[Dataset rows]
----
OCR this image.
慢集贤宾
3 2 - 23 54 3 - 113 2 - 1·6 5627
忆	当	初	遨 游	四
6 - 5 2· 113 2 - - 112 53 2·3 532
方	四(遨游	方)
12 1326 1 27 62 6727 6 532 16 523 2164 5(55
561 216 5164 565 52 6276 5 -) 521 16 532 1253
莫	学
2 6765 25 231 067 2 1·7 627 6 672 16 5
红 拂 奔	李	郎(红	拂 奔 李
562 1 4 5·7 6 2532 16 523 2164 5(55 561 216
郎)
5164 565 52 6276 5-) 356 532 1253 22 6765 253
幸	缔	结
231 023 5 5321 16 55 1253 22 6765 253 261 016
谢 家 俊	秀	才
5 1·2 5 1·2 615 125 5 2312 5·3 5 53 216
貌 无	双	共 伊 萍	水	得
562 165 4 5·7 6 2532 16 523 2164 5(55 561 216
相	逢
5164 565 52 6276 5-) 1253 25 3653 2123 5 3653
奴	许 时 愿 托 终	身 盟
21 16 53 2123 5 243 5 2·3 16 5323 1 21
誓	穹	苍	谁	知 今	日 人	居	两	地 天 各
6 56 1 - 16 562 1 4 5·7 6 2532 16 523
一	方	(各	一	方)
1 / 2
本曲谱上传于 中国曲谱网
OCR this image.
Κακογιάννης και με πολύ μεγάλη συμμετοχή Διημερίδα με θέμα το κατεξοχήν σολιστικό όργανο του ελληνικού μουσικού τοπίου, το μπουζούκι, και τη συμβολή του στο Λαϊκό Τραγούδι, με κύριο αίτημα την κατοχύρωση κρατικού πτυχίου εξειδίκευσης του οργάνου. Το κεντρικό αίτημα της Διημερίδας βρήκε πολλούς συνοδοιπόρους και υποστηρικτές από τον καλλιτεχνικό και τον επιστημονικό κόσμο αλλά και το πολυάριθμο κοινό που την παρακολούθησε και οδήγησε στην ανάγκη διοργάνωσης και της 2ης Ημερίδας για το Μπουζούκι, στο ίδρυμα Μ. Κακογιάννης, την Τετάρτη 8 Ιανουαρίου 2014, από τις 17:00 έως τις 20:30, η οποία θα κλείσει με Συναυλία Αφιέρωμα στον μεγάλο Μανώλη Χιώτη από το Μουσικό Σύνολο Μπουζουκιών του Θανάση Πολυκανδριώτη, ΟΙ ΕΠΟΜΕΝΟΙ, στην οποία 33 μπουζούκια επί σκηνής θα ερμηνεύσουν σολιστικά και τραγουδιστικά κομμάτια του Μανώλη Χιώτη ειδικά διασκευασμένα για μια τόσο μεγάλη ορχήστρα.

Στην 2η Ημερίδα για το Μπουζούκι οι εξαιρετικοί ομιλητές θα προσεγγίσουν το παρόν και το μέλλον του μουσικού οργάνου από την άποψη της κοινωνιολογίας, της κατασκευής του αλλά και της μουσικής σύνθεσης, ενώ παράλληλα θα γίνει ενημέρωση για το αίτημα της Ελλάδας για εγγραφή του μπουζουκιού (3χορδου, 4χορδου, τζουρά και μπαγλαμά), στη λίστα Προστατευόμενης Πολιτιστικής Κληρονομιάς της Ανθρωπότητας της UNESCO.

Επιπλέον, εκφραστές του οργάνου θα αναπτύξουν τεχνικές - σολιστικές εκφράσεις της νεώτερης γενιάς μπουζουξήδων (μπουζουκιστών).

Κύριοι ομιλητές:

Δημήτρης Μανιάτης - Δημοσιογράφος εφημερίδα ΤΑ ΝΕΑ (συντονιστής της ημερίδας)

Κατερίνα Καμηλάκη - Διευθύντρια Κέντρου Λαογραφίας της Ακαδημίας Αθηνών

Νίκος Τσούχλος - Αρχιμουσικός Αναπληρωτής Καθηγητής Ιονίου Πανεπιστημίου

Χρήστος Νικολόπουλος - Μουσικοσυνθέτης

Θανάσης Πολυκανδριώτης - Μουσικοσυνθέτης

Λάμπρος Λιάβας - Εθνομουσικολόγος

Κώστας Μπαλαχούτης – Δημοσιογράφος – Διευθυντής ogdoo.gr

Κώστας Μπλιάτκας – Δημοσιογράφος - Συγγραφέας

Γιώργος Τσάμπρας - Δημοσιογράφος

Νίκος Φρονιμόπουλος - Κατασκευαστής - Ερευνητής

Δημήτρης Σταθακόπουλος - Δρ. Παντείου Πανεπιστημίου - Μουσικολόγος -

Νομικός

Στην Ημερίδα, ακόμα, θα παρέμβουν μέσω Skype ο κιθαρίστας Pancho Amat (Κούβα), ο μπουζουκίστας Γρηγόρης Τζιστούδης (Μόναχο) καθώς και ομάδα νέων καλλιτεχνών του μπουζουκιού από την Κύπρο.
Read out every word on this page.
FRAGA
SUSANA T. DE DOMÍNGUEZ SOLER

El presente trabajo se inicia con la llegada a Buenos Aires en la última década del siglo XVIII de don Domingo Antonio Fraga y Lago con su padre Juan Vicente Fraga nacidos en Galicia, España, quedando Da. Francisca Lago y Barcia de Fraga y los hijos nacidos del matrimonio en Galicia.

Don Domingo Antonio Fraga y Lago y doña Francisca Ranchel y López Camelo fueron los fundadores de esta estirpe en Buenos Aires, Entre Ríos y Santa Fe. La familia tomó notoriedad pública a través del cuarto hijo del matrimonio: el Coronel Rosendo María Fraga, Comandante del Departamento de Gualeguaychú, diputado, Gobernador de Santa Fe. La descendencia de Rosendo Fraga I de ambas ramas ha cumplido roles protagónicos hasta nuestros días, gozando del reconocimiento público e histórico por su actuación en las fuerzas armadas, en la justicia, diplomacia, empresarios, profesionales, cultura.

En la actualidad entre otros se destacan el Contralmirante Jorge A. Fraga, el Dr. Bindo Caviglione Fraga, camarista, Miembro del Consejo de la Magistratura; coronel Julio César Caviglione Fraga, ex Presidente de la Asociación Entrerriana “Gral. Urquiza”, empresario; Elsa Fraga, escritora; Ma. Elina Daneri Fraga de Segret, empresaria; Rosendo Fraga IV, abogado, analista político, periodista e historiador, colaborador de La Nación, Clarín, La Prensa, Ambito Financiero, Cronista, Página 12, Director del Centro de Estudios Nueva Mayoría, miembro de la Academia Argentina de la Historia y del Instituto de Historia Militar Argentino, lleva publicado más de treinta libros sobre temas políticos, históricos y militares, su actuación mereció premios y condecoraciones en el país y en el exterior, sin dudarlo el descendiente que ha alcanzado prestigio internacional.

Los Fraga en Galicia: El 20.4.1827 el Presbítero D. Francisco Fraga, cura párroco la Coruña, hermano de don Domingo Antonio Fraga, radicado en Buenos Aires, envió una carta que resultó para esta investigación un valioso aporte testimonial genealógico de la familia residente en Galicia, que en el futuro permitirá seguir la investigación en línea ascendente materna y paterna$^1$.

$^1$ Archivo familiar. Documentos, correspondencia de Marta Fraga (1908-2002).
----
Goal of the exercise: Check each line of the records for the string "μουσικού" and state how many lines contain it. Give only the number.

Task result: 2